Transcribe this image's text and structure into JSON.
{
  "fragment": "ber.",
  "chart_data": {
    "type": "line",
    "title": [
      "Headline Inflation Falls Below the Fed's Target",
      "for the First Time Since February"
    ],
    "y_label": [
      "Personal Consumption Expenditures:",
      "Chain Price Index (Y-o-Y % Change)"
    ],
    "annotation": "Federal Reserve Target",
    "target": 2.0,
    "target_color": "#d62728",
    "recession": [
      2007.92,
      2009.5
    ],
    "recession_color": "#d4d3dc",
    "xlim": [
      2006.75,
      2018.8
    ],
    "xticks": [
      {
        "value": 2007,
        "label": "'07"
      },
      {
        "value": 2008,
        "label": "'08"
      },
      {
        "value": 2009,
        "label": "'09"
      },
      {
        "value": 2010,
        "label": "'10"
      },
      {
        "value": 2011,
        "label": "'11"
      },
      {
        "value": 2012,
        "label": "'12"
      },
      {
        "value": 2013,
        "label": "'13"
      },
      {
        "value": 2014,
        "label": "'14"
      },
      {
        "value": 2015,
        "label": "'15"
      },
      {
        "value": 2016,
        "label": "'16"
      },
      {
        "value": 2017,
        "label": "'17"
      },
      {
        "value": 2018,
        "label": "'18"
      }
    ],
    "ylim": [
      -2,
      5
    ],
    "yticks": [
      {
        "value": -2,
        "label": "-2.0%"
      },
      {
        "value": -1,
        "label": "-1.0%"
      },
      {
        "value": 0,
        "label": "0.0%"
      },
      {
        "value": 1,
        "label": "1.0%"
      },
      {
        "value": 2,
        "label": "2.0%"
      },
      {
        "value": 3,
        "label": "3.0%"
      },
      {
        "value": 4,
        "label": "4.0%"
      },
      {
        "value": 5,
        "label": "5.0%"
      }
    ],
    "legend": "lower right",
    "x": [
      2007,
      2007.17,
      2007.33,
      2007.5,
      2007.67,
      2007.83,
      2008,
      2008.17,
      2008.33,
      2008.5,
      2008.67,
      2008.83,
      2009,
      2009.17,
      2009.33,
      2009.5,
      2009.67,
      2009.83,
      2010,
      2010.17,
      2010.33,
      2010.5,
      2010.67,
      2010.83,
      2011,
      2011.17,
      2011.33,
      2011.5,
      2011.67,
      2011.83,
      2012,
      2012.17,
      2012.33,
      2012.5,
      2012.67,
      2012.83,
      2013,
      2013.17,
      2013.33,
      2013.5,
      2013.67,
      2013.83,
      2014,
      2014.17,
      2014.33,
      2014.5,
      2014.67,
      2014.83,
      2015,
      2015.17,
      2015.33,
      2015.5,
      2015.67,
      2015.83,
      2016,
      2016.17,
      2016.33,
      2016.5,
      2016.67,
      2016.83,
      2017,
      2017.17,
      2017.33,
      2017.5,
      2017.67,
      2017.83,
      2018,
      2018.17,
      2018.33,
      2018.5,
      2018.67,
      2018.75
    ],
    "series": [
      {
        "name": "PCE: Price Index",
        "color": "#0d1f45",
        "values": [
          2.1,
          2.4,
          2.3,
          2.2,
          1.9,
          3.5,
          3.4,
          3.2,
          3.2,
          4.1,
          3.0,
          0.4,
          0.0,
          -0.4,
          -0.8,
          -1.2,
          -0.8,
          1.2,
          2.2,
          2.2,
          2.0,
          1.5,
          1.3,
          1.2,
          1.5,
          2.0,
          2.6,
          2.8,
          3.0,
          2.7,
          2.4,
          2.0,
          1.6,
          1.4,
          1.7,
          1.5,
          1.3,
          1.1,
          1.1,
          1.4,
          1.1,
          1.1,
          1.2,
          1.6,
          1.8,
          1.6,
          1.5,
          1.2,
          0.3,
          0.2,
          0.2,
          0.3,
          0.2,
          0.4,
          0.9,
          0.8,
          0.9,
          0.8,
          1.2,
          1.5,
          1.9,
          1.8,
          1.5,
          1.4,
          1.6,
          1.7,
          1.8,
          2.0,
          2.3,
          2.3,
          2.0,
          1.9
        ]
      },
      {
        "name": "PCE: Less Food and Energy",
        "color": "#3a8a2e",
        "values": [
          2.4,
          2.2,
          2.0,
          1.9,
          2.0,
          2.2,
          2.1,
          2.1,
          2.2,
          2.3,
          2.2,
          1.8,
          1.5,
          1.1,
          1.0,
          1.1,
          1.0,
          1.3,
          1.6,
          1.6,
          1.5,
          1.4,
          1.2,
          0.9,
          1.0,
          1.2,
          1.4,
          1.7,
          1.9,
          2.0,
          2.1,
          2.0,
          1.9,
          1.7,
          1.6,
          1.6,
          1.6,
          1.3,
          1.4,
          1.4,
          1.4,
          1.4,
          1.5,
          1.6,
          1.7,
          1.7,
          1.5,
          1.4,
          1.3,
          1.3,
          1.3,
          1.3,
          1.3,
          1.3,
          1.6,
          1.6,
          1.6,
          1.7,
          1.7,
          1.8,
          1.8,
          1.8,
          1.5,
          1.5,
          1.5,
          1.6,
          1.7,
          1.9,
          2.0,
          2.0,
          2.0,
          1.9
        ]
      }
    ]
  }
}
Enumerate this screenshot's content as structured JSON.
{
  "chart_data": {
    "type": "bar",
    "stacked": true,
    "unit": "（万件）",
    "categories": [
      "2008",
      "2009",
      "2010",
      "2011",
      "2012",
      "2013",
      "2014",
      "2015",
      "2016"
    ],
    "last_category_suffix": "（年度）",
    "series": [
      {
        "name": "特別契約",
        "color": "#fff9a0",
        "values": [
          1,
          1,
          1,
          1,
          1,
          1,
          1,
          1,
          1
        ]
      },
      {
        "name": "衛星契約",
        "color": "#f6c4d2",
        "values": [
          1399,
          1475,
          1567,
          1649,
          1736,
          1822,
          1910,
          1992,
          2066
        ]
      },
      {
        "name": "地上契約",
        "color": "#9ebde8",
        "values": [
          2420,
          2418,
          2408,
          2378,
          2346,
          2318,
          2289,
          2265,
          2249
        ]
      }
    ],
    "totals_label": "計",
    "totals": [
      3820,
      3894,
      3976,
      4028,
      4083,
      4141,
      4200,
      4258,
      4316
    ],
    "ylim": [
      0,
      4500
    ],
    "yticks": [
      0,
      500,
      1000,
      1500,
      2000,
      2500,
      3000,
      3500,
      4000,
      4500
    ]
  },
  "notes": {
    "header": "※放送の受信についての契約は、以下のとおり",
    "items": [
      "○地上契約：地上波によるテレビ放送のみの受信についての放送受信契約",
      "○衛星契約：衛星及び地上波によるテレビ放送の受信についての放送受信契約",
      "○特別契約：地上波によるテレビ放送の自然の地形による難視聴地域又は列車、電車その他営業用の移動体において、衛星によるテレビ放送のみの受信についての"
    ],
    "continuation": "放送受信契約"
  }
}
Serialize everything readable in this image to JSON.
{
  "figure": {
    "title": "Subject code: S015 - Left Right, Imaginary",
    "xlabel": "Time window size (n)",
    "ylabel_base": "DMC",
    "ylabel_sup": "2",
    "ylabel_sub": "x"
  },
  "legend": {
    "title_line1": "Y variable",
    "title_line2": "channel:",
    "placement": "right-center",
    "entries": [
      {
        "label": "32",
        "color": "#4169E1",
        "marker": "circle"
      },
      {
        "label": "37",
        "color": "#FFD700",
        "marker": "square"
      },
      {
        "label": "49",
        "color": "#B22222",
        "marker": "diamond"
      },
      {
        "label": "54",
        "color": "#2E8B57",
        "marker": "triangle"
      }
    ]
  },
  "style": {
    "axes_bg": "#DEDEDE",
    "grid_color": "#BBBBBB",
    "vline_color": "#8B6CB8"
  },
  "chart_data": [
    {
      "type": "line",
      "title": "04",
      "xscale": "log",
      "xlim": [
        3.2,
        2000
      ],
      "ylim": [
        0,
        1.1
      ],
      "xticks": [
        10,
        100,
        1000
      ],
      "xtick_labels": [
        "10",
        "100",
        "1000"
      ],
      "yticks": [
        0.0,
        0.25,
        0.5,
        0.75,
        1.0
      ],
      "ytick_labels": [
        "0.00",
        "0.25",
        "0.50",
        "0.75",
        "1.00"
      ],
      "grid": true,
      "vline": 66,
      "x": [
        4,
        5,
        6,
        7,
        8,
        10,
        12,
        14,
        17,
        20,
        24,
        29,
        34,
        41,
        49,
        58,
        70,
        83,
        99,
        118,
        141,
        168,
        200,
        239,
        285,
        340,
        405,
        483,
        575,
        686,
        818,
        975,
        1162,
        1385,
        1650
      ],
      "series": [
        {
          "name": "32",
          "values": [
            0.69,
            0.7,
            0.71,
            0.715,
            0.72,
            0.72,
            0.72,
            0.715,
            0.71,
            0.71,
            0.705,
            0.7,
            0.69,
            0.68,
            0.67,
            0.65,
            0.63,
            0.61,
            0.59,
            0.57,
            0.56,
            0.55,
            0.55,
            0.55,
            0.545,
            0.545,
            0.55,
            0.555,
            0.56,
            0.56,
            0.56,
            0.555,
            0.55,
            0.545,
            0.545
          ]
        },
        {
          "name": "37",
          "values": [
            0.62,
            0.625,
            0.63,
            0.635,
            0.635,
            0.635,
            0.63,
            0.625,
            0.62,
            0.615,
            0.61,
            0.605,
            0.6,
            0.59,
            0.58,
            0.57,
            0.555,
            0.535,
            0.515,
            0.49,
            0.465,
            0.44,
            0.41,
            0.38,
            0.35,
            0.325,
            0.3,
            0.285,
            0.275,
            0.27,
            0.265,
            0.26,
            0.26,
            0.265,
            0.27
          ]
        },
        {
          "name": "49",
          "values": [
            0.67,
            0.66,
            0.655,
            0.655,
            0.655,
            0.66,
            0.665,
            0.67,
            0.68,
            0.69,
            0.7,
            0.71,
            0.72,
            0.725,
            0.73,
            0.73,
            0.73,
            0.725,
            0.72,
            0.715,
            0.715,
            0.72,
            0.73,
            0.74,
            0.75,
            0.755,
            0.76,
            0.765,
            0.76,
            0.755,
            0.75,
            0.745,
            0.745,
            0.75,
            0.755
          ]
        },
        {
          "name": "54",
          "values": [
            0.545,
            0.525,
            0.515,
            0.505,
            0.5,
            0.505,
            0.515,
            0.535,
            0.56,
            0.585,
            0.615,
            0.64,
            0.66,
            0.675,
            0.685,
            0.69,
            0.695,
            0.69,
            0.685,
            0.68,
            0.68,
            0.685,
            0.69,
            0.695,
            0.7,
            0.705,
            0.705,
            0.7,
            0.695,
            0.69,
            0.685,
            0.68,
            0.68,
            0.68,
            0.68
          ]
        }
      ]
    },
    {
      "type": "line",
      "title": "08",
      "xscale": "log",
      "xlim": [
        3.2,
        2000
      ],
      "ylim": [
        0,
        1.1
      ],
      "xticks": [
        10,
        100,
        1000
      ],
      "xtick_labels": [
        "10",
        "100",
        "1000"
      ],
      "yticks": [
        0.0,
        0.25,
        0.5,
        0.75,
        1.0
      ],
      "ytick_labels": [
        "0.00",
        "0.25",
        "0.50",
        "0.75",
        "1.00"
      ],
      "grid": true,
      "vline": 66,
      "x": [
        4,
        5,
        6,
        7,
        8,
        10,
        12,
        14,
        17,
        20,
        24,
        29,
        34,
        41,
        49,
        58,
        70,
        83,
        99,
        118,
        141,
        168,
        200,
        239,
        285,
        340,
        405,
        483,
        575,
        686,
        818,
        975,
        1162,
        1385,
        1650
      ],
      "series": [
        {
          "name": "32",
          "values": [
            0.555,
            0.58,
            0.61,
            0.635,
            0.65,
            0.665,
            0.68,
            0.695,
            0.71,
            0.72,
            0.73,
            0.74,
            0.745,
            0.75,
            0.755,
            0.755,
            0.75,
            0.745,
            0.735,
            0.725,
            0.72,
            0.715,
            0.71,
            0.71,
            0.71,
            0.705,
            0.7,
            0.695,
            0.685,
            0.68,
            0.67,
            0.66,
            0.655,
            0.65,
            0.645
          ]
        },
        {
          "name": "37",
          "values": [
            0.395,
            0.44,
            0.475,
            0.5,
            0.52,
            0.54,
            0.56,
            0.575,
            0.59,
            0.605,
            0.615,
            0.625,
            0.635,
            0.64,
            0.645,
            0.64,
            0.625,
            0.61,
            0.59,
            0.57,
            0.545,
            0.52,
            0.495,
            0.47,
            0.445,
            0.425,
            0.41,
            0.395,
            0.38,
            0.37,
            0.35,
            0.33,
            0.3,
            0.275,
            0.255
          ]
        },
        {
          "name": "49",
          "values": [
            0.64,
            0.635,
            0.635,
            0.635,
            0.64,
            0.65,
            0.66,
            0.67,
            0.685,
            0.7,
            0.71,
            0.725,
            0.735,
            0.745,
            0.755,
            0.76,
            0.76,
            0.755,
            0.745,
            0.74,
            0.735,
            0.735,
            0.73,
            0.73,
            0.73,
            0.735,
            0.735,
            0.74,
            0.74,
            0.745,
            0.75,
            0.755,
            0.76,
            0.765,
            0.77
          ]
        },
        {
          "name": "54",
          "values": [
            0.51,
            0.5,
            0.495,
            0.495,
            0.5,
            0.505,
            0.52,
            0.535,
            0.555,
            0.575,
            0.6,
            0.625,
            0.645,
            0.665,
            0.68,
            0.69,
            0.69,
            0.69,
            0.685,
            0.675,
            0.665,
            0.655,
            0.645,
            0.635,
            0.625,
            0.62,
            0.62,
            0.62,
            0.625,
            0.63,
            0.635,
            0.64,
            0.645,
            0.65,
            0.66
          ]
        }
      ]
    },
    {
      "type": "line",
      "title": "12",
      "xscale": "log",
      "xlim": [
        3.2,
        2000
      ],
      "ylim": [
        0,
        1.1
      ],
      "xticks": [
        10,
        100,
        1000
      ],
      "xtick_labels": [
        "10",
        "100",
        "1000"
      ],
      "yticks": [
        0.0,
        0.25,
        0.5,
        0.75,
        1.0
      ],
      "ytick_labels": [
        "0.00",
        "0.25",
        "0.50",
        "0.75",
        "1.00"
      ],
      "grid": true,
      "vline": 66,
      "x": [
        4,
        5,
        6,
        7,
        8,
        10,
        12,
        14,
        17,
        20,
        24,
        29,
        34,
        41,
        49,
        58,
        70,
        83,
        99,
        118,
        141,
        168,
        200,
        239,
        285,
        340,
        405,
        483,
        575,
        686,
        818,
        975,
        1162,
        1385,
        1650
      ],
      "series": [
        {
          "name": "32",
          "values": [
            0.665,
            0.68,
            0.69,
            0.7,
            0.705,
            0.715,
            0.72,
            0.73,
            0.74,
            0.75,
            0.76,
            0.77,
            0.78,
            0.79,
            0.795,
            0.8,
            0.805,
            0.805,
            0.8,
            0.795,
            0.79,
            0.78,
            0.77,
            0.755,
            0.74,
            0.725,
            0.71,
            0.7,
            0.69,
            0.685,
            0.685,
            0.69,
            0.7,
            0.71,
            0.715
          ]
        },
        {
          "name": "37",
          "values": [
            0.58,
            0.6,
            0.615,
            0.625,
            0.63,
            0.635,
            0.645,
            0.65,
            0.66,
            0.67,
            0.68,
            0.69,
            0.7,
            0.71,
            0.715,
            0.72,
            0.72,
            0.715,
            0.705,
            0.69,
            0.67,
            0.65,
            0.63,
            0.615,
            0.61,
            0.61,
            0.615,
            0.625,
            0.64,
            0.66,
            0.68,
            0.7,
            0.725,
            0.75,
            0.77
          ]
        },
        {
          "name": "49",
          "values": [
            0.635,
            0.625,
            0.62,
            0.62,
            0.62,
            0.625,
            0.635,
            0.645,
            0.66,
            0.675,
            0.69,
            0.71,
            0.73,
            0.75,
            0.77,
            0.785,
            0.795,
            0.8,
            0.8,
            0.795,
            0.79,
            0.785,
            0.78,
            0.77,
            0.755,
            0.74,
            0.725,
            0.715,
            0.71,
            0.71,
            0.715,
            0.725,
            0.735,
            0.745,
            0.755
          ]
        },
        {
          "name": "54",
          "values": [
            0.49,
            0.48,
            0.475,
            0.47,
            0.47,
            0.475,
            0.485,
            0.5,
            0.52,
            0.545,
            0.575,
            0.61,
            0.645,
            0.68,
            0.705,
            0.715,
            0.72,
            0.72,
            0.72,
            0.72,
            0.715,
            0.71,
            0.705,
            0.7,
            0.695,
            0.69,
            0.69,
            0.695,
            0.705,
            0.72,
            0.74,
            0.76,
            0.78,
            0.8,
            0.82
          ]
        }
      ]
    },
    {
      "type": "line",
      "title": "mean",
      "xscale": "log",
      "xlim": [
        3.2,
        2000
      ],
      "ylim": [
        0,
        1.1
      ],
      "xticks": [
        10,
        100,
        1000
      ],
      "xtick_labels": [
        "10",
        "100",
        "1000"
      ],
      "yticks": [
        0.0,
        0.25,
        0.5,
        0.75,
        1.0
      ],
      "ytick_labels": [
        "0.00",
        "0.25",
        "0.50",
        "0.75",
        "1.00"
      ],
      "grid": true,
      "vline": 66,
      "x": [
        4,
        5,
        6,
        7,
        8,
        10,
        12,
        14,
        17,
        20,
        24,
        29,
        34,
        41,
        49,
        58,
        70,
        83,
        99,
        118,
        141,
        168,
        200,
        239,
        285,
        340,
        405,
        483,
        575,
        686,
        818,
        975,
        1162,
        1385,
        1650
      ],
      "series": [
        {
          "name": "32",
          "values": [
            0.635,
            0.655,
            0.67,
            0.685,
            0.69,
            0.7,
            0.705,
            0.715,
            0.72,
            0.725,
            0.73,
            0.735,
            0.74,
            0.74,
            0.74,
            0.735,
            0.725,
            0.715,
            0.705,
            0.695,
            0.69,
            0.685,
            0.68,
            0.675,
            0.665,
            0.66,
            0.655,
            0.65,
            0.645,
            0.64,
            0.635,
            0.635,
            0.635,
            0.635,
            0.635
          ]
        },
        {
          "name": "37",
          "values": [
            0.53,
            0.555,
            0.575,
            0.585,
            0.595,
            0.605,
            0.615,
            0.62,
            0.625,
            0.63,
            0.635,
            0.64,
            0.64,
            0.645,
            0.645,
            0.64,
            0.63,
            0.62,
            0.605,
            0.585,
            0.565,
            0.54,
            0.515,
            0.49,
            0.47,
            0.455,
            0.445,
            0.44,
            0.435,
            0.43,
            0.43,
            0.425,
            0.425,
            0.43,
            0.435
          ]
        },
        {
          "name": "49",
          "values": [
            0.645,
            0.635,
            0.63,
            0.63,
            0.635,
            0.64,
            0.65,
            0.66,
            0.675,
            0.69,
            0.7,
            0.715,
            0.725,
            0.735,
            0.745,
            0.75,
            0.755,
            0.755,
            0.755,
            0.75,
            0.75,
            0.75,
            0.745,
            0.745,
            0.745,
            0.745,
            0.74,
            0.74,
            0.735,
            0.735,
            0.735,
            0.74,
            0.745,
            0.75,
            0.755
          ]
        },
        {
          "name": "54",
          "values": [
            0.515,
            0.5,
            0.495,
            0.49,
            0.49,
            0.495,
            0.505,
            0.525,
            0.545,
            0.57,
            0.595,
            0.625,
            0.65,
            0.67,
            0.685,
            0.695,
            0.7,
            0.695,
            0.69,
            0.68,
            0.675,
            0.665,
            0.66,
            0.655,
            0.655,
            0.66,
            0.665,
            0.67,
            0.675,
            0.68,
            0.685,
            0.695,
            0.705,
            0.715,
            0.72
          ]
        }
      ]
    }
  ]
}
---
### Description of the task
Go through the records above, find every line with the word "image", and list those lines.

### Task response
Transcribe this image's text and structure into JSON.
Serialize everything readable in this image to JSON.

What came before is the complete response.